▸ PROBLEM DESCRIPTION: Please retype the passage from the Black History Month program below, starting with "[Follow the Drinking" and going on through "1 (black male)". Keep every word and mark unchanged.

▸ TEXT EXCERPT:
##########
Black History Month Program

Black History Month Program for Elementary and Middle Schools in Utah
By Margaret Blair Young
With excerpts from the original words of Black heroes from the past

The program should last about 1/2 hour, though if individual schools choose to add to it, they are certainly free to. It might be beneficial to have all students learn “He’s Got the Whole World in His Hands” and “Lift Every Voice and Sing” and to have various classes learn the songs – one song per class. The songs are:

Amazing Grace
Sometimes I Feel Like A Motherless Child
Swing Low, Sweet Chariot
O Freedom!
[Follow the Drinking Gourd]
Nobody Knows the Troubles I’ve Seen
Lift Every Voice and Sing

Set requirements: One roving microphone (though two would be better) and either chairs or blocks for all actors. Narrators can turn microphones over to the actors at the appropriate times. Lighting can be general or, preferably, spot-lit. Narrators may dress in contemporary dress, though actors should be costumed in clothes fitting the times in which their characters lived.

Characters: 4 women, 6 men
Narrator 1 (black male)
Narrator 2 (black female)
Nat Turner
Frederick Douglass
Sojourner Truth
Harriet Tubman
Green Flake
Booker T. Washington
Rosa Parks
Martin Luther King, Jr.

We recommend that upper grades (or preferably the whole school) learn “Lift Every Voice and Sing” for the conclusion.
Prelude music should be traditional “Negro Spirituals” “He’s Got the Whole World in His Hands” is a good possibility.

Program

Narrator 1 (black man): We were here. Before the pilgrims came on the Mayflower, we were here. Before the first cannons fired in the Revolutionary War, we were here. Some of us were slaves and some of us were free, but we were here. Many of our people fought in that Revolutionary War for the issues stated in the Declaration of Independence: “We hold these truths to be self evident: that all men are created equal, that they are endowed by their creator with certain unalienable rights; that among these rights are life, liberty, and the pursuit of happiness.”

Narrator 2 (black woman): Most of our names have been forgotten by now, for the majority of us were slaves. We were listed only as property, not people. We could not write our own names, because we didn’t know how to write. And now, it seems time has forgotten our names. Yet we have a great history in this country. Ours is the heroic history of survival. Our history travels the length of a whip and the vastness of a dream. It spans oceans and centuries. It is the history of the human spirit’s quest for freedom. It is the history of our souls.

Narrator 1: We began in Africa, though most of us don’t know where our ancestors were when they were kidnaped and brought across the ocean as slaves. We know the slave ships were overcrowded and our people were abused. The sight was terrible. One man who worked as a slave ship captain knew the sight well. He grew to hate the slaving business, and wrote a song we still sing today. His name was John Newton, and the song is “Amazing Grace.” He wrote it one stormy night when it seemed the ocean would swallow him and all his ship–with hundreds of slaves–whole.

Song: Amazing Grace
Amazing Grace, How sweet the sound
That saved a wretch like me!
##########
▸ INFORMATION PROVIDED:
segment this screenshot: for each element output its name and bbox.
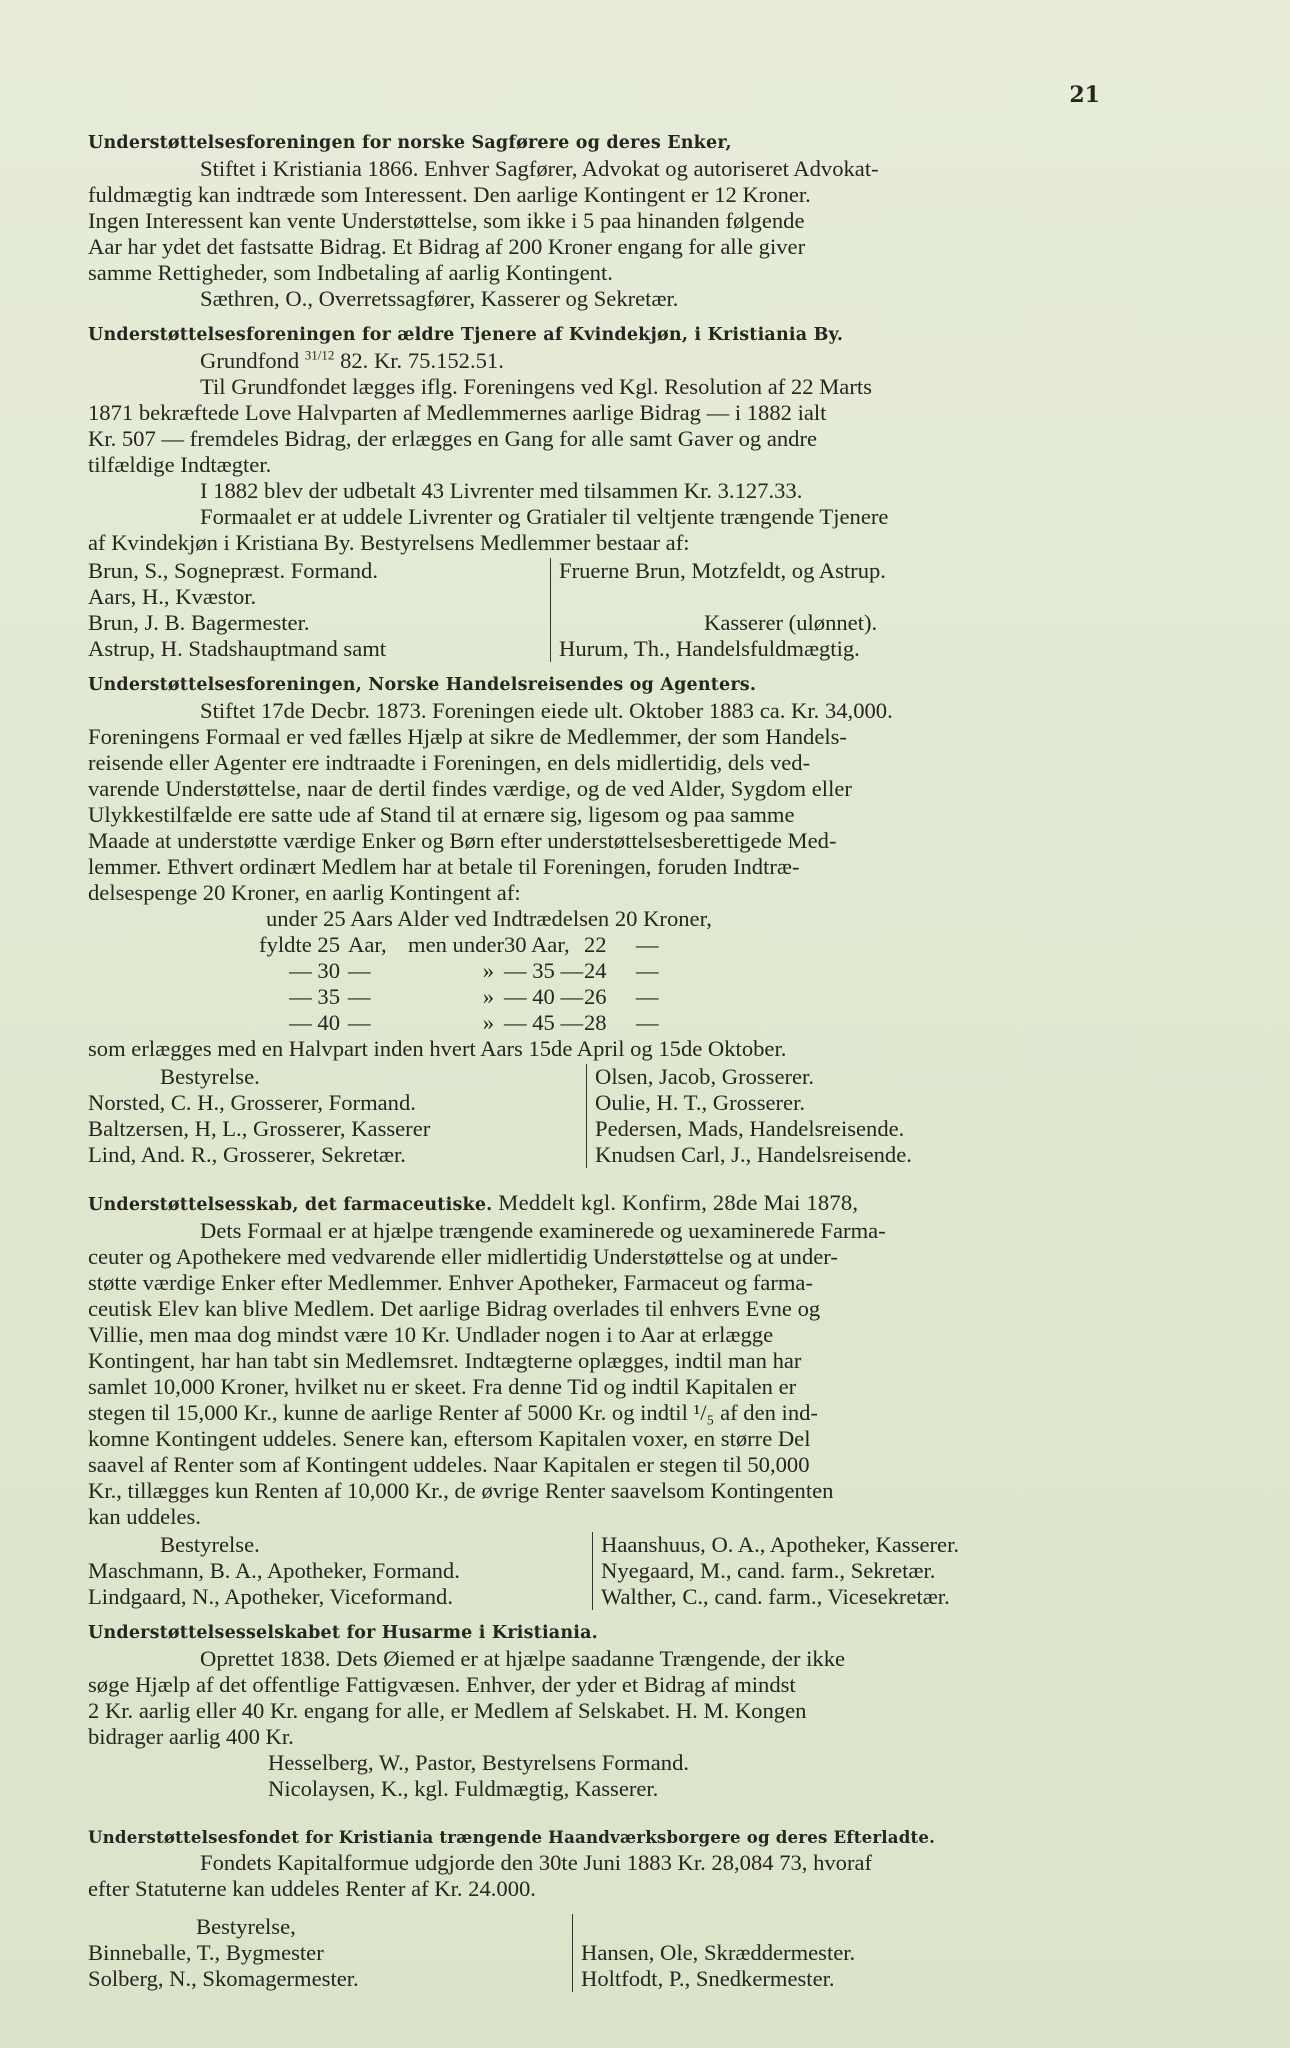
##########
▸ COMPLETED TASK:
[Follow the Drinking Gourd]
Nobody Knows the Troubles I’ve Seen
Lift Every Voice and Sing

Set requirements: One roving microphone (though two would be better) and either chairs or blocks for all actors. Narrators can turn microphones over to the actors at the appropriate times. Lighting can be general or, preferably, spot-lit. Narrators may dress in contemporary dress, though actors should be costumed in clothes fitting the times in which their characters lived.

Characters: 4 women, 6 men
Narrator 1 (black male)